Extracted data entries:
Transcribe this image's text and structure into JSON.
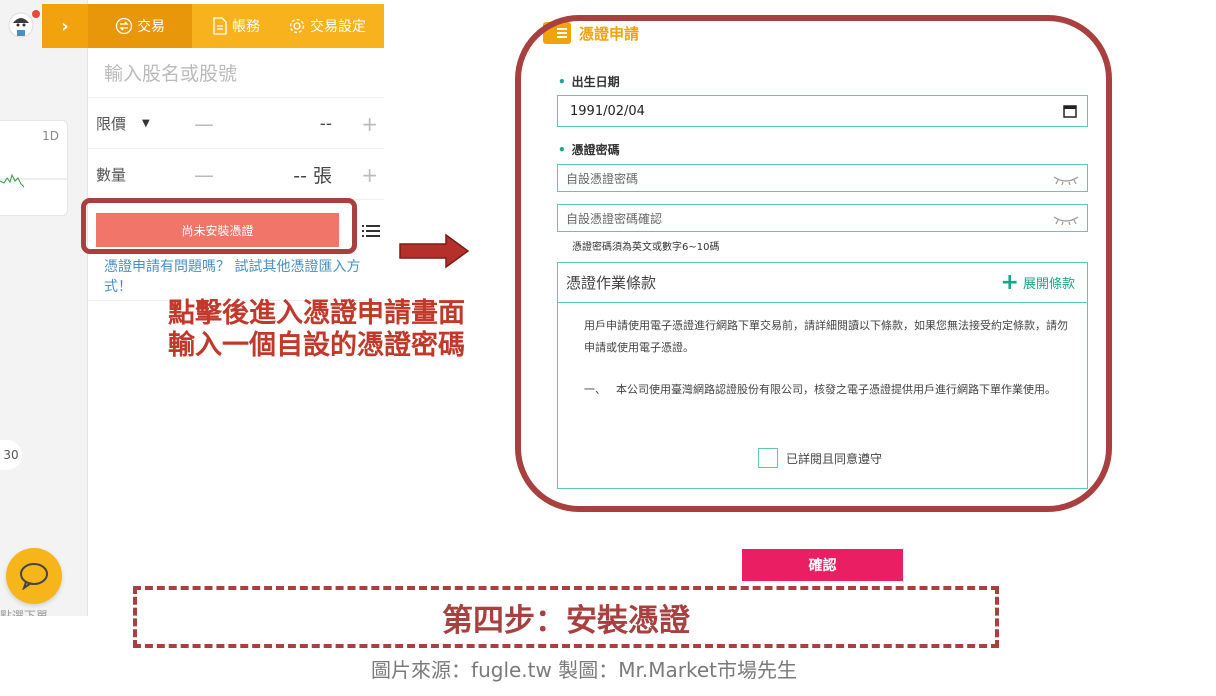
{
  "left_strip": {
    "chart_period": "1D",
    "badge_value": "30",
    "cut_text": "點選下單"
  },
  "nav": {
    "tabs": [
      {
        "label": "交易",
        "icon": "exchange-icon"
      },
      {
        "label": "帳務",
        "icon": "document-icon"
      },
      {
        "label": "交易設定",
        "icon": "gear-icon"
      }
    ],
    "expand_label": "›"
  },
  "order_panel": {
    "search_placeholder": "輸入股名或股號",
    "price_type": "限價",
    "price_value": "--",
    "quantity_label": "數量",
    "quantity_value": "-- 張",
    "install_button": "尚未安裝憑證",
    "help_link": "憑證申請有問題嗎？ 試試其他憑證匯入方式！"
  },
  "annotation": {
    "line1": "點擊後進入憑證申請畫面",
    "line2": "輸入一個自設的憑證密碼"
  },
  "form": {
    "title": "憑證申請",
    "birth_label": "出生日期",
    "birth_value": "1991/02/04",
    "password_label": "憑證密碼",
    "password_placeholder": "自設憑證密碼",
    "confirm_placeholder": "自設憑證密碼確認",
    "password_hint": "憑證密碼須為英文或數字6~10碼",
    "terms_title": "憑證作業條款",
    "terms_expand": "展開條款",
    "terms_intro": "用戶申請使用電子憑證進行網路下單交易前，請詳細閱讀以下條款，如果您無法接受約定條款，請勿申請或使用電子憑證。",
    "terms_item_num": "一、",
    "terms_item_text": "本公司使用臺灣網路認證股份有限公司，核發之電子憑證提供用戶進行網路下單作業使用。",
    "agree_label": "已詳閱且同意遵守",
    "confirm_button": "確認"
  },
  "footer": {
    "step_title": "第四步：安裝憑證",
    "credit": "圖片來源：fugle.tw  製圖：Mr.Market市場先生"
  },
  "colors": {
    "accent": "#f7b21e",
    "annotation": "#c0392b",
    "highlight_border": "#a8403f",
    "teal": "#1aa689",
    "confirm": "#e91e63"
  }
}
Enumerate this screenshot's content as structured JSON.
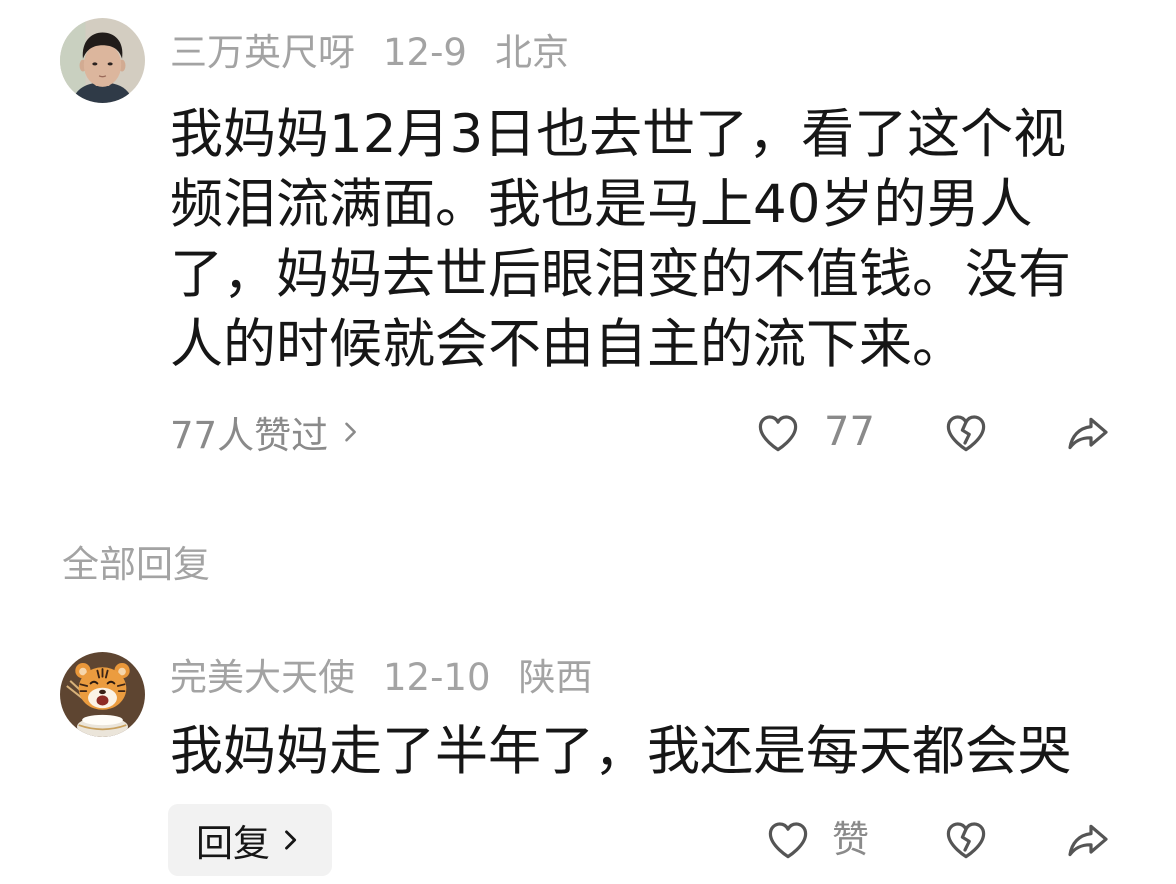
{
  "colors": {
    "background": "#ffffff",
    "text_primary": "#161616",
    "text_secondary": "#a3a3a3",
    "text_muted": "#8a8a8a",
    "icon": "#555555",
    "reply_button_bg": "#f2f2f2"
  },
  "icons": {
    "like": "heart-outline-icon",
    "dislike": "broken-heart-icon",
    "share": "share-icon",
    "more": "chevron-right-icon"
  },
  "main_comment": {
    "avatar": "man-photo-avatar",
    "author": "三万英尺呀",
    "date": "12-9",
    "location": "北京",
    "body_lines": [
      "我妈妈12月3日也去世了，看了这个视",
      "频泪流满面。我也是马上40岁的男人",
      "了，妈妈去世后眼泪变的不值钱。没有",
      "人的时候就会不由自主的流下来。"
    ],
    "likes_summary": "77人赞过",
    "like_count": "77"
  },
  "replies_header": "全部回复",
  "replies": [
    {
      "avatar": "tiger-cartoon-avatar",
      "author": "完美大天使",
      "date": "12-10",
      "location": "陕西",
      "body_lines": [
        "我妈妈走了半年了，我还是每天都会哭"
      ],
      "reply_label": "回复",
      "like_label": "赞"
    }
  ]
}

**Task instructions**
Copy all the data exactly as written, but skip any picture.

**Solved problem**
Transcribe this image's text and structure into JSON.
{
  "left_strip": {
    "chart_period": "1D",
    "badge_value": "30",
    "cut_text": "點選下單"
  },
  "nav": {
    "tabs": [
      {
        "label": "交易",
        "icon": "exchange-icon"
      },
      {
        "label": "帳務",
        "icon": "document-icon"
      },
      {
        "label": "交易設定",
        "icon": "gear-icon"
      }
    ],
    "expand_label": "›"
  },
  "order_panel": {
    "search_placeholder": "輸入股名或股號",
    "price_type": "限價",
    "price_value": "--",
    "quantity_label": "數量",
    "quantity_value": "-- 張",
    "install_button": "尚未安裝憑證",
    "help_link": "憑證申請有問題嗎？ 試試其他憑證匯入方式！"
  },
  "annotation": {
    "line1": "點擊後進入憑證申請畫面",
    "line2": "輸入一個自設的憑證密碼"
  },
  "form": {
    "title": "憑證申請",
    "birth_label": "出生日期",
    "birth_value": "1991/02/04",
    "password_label": "憑證密碼",
    "password_placeholder": "自設憑證密碼",
    "confirm_placeholder": "自設憑證密碼確認",
    "password_hint": "憑證密碼須為英文或數字6~10碼",
    "terms_title": "憑證作業條款",
    "terms_expand": "展開條款",
    "terms_intro": "用戶申請使用電子憑證進行網路下單交易前，請詳細閱讀以下條款，如果您無法接受約定條款，請勿申請或使用電子憑證。",
    "terms_item_num": "一、",
    "terms_item_text": "本公司使用臺灣網路認證股份有限公司，核發之電子憑證提供用戶進行網路下單作業使用。",
    "agree_label": "已詳閱且同意遵守",
    "confirm_button": "確認"
  },
  "footer": {
    "step_title": "第四步：安裝憑證",
    "credit": "圖片來源：fugle.tw  製圖：Mr.Market市場先生"
  },
  "colors": {
    "accent": "#f7b21e",
    "annotation": "#c0392b",
    "highlight_border": "#a8403f",
    "teal": "#1aa689",
    "confirm": "#e91e63"
  }
}
Enumerate this screenshot's content as structured JSON.
{
  "colors": {
    "background": "#ffffff",
    "text_primary": "#161616",
    "text_secondary": "#a3a3a3",
    "text_muted": "#8a8a8a",
    "icon": "#555555",
    "reply_button_bg": "#f2f2f2"
  },
  "icons": {
    "like": "heart-outline-icon",
    "dislike": "broken-heart-icon",
    "share": "share-icon",
    "more": "chevron-right-icon"
  },
  "main_comment": {
    "avatar": "man-photo-avatar",
    "author": "三万英尺呀",
    "date": "12-9",
    "location": "北京",
    "body_lines": [
      "我妈妈12月3日也去世了，看了这个视",
      "频泪流满面。我也是马上40岁的男人",
      "了，妈妈去世后眼泪变的不值钱。没有",
      "人的时候就会不由自主的流下来。"
    ],
    "likes_summary": "77人赞过",
    "like_count": "77"
  },
  "replies_header": "全部回复",
  "replies": [
    {
      "avatar": "tiger-cartoon-avatar",
      "author": "完美大天使",
      "date": "12-10",
      "location": "陕西",
      "body_lines": [
        "我妈妈走了半年了，我还是每天都会哭"
      ],
      "reply_label": "回复",
      "like_label": "赞"
    }
  ]
}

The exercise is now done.